* _Task to complete_: Please retype each record exactly as it stands below.

* _Supplied data_:
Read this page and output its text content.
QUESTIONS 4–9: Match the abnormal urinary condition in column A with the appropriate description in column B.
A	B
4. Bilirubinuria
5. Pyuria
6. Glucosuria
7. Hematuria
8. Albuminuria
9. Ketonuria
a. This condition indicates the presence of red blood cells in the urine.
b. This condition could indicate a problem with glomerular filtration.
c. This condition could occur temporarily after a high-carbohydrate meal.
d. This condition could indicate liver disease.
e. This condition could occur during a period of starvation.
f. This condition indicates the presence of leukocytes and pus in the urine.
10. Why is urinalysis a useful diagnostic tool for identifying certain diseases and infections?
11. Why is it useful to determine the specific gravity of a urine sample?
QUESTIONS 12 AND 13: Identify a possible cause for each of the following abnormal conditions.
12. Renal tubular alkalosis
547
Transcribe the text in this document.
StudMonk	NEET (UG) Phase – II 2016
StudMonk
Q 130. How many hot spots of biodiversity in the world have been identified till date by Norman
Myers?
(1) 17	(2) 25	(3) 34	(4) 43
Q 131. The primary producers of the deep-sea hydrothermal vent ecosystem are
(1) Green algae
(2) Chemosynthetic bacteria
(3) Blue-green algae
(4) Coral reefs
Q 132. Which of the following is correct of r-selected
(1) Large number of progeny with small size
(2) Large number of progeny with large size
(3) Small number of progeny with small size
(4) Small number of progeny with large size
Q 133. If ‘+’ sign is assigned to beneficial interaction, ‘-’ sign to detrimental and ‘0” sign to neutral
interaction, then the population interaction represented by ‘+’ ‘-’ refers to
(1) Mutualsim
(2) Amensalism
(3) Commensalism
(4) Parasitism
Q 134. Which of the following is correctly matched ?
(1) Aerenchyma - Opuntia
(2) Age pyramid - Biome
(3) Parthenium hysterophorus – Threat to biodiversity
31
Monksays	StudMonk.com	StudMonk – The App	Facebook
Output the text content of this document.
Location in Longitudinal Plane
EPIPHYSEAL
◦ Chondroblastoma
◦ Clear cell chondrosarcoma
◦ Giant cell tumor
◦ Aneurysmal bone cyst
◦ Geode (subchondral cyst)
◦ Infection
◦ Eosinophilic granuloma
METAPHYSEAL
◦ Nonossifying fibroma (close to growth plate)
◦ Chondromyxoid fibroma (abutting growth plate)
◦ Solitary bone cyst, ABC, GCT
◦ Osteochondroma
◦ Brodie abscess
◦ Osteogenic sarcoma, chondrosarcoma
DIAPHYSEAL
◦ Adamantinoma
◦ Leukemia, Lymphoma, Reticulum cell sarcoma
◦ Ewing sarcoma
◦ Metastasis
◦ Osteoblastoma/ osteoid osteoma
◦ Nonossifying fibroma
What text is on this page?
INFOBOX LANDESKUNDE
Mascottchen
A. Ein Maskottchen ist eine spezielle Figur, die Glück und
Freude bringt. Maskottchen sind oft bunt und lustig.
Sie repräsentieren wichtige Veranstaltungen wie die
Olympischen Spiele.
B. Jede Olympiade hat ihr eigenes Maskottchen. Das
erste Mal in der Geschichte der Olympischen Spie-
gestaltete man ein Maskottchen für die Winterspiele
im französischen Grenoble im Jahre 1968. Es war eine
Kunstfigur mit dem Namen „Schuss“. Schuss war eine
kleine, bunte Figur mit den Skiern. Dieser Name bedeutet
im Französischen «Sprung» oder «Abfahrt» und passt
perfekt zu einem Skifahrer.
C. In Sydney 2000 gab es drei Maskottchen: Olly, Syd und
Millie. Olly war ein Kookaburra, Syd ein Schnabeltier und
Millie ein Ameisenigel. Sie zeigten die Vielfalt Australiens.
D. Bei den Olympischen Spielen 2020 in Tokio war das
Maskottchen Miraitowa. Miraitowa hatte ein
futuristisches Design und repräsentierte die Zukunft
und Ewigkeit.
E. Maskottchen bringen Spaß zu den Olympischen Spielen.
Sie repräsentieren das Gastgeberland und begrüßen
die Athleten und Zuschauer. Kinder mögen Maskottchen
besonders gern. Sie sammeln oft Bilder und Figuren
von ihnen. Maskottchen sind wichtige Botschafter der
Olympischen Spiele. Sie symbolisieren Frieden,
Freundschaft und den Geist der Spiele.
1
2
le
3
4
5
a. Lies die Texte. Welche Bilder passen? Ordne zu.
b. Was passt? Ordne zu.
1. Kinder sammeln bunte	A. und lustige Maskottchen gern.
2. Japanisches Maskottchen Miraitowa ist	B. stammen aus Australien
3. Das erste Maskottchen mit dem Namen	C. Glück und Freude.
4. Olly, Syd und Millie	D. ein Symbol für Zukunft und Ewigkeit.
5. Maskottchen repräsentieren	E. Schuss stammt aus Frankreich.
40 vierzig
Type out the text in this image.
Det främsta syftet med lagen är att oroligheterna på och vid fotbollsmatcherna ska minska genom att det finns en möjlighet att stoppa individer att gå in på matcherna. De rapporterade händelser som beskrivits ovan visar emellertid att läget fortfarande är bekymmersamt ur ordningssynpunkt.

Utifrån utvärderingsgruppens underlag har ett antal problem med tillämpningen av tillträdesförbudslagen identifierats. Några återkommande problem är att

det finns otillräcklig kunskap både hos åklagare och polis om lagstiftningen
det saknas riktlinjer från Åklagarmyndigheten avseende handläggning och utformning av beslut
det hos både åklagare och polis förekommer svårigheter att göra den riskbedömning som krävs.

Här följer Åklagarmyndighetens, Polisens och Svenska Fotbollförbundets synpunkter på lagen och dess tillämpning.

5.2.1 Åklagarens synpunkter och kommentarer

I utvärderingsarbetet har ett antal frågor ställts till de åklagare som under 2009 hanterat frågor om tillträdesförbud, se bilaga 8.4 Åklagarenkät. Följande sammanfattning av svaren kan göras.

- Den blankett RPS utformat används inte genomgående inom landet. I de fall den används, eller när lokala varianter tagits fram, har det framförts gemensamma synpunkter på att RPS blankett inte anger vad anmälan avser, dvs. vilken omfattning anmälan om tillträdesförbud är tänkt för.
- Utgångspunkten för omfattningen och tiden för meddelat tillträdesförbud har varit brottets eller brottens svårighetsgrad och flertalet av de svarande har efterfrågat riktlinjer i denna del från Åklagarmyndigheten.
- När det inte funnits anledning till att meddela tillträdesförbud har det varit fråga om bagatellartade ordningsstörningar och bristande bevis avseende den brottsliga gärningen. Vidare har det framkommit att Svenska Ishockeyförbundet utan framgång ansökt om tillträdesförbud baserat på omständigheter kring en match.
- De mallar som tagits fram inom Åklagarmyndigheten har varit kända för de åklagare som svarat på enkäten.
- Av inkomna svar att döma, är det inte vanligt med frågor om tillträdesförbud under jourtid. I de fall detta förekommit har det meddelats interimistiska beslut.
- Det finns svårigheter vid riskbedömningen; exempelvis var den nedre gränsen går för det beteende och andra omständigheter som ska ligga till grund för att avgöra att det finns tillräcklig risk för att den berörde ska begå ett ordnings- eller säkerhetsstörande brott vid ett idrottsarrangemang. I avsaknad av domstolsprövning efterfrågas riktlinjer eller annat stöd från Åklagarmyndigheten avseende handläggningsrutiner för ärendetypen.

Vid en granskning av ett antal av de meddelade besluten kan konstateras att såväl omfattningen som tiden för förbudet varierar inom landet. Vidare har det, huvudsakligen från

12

* _Reply_:
Read this page and output its text content.
QUESTIONS 4–9: Match the abnormal urinary condition in column A with the appropriate description in column B.
A	B
4. Bilirubinuria
5. Pyuria
6. Glucosuria
7. Hematuria
8. Albuminuria
9. Ketonuria
a. This condition indicates the presence of red blood cells in the urine.
b. This condition could indicate a problem with glomerular filtration.
c. This condition could occur temporarily after a high-carbohydrate meal.
d. This condition could indicate liver disease.
e. This condition could occur during a period of starvation.
f. This condition indicates the presence of leukocytes and pus in the urine.
10. Why is urinalysis a useful diagnostic tool for identifying certain diseases and infections?
11. Why is it useful to determine the specific gravity of a urine sample?
QUESTIONS 12 AND 13: Identify a possible cause for each of the following abnormal conditions.
12. Renal tubular alkalosis
547
Transcribe the text in this document.
StudMonk	NEET (UG) Phase – II 2016
StudMonk
Q 130. How many hot spots of biodiversity in the world have been identified till date by Norman
Myers?
(1) 17	(2) 25	(3) 34	(4) 43
Q 131. The primary producers of the deep-sea hydrothermal vent ecosystem are
(1) Green algae
(2) Chemosynthetic bacteria
(3) Blue-green algae
(4) Coral reefs
Q 132. Which of the following is correct of r-selected
(1) Large number of progeny with small size
(2) Large number of progeny with large size
(3) Small number of progeny with small size
(4) Small number of progeny with large size
Q 133. If ‘+’ sign is assigned to beneficial interaction, ‘-’ sign to detrimental and ‘0” sign to neutral
interaction, then the population interaction represented by ‘+’ ‘-’ refers to
(1) Mutualsim
(2) Amensalism
(3) Commensalism
(4) Parasitism
Q 134. Which of the following is correctly matched ?
(1) Aerenchyma - Opuntia
(2) Age pyramid - Biome
(3) Parthenium hysterophorus – Threat to biodiversity
31
Monksays	StudMonk.com	StudMonk – The App	Facebook
Output the text content of this document.
Location in Longitudinal Plane
EPIPHYSEAL
◦ Chondroblastoma
◦ Clear cell chondrosarcoma
◦ Giant cell tumor
◦ Aneurysmal bone cyst
◦ Geode (subchondral cyst)
◦ Infection
◦ Eosinophilic granuloma
METAPHYSEAL
◦ Nonossifying fibroma (close to growth plate)
◦ Chondromyxoid fibroma (abutting growth plate)
◦ Solitary bone cyst, ABC, GCT
◦ Osteochondroma
◦ Brodie abscess
◦ Osteogenic sarcoma, chondrosarcoma
DIAPHYSEAL
◦ Adamantinoma
◦ Leukemia, Lymphoma, Reticulum cell sarcoma
◦ Ewing sarcoma
◦ Metastasis
◦ Osteoblastoma/ osteoid osteoma
◦ Nonossifying fibroma
What text is on this page?
INFOBOX LANDESKUNDE
Mascottchen
A. Ein Maskottchen ist eine spezielle Figur, die Glück und
Freude bringt. Maskottchen sind oft bunt und lustig.
Sie repräsentieren wichtige Veranstaltungen wie die
Olympischen Spiele.
B. Jede Olympiade hat ihr eigenes Maskottchen. Das
erste Mal in der Geschichte der Olympischen Spie-
gestaltete man ein Maskottchen für die Winterspiele
im französischen Grenoble im Jahre 1968. Es war eine
Kunstfigur mit dem Namen „Schuss“. Schuss war eine
kleine, bunte Figur mit den Skiern. Dieser Name bedeutet
im Französischen «Sprung» oder «Abfahrt» und passt
perfekt zu einem Skifahrer.
C. In Sydney 2000 gab es drei Maskottchen: Olly, Syd und
Millie. Olly war ein Kookaburra, Syd ein Schnabeltier und
Millie ein Ameisenigel. Sie zeigten die Vielfalt Australiens.
D. Bei den Olympischen Spielen 2020 in Tokio war das
Maskottchen Miraitowa. Miraitowa hatte ein
futuristisches Design und repräsentierte die Zukunft
und Ewigkeit.
E. Maskottchen bringen Spaß zu den Olympischen Spielen.
Sie repräsentieren das Gastgeberland und begrüßen
die Athleten und Zuschauer. Kinder mögen Maskottchen
besonders gern. Sie sammeln oft Bilder und Figuren
von ihnen. Maskottchen sind wichtige Botschafter der
Olympischen Spiele. Sie symbolisieren Frieden,
Freundschaft und den Geist der Spiele.
1
2
le
3
4
5
a. Lies die Texte. Welche Bilder passen? Ordne zu.
b. Was passt? Ordne zu.
1. Kinder sammeln bunte	A. und lustige Maskottchen gern.
2. Japanisches Maskottchen Miraitowa ist	B. stammen aus Australien
3. Das erste Maskottchen mit dem Namen	C. Glück und Freude.
4. Olly, Syd und Millie	D. ein Symbol für Zukunft und Ewigkeit.
5. Maskottchen repräsentieren	E. Schuss stammt aus Frankreich.
40 vierzig
Type out the text in this image.
Det främsta syftet med lagen är att oroligheterna på och vid fotbollsmatcherna ska minska genom att det finns en möjlighet att stoppa individer att gå in på matcherna. De rapporterade händelser som beskrivits ovan visar emellertid att läget fortfarande är bekymmersamt ur ordningssynpunkt.

Utifrån utvärderingsgruppens underlag har ett antal problem med tillämpningen av tillträdesförbudslagen identifierats. Några återkommande problem är att

det finns otillräcklig kunskap både hos åklagare och polis om lagstiftningen
det saknas riktlinjer från Åklagarmyndigheten avseende handläggning och utformning av beslut
det hos både åklagare och polis förekommer svårigheter att göra den riskbedömning som krävs.

Här följer Åklagarmyndighetens, Polisens och Svenska Fotbollförbundets synpunkter på lagen och dess tillämpning.

5.2.1 Åklagarens synpunkter och kommentarer

I utvärderingsarbetet har ett antal frågor ställts till de åklagare som under 2009 hanterat frågor om tillträdesförbud, se bilaga 8.4 Åklagarenkät. Följande sammanfattning av svaren kan göras.

- Den blankett RPS utformat används inte genomgående inom landet. I de fall den används, eller när lokala varianter tagits fram, har det framförts gemensamma synpunkter på att RPS blankett inte anger vad anmälan avser, dvs. vilken omfattning anmälan om tillträdesförbud är tänkt för.
- Utgångspunkten för omfattningen och tiden för meddelat tillträdesförbud har varit brottets eller brottens svårighetsgrad och flertalet av de svarande har efterfrågat riktlinjer i denna del från Åklagarmyndigheten.
- När det inte funnits anledning till att meddela tillträdesförbud har det varit fråga om bagatellartade ordningsstörningar och bristande bevis avseende den brottsliga gärningen. Vidare har det framkommit att Svenska Ishockeyförbundet utan framgång ansökt om tillträdesförbud baserat på omständigheter kring en match.
- De mallar som tagits fram inom Åklagarmyndigheten har varit kända för de åklagare som svarat på enkäten.
- Av inkomna svar att döma, är det inte vanligt med frågor om tillträdesförbud under jourtid. I de fall detta förekommit har det meddelats interimistiska beslut.
- Det finns svårigheter vid riskbedömningen; exempelvis var den nedre gränsen går för det beteende och andra omständigheter som ska ligga till grund för att avgöra att det finns tillräcklig risk för att den berörde ska begå ett ordnings- eller säkerhetsstörande brott vid ett idrottsarrangemang. I avsaknad av domstolsprövning efterfrågas riktlinjer eller annat stöd från Åklagarmyndigheten avseende handläggningsrutiner för ärendetypen.

Vid en granskning av ett antal av de meddelade besluten kan konstateras att såväl omfattningen som tiden för förbudet varierar inom landet. Vidare har det, huvudsakligen från

12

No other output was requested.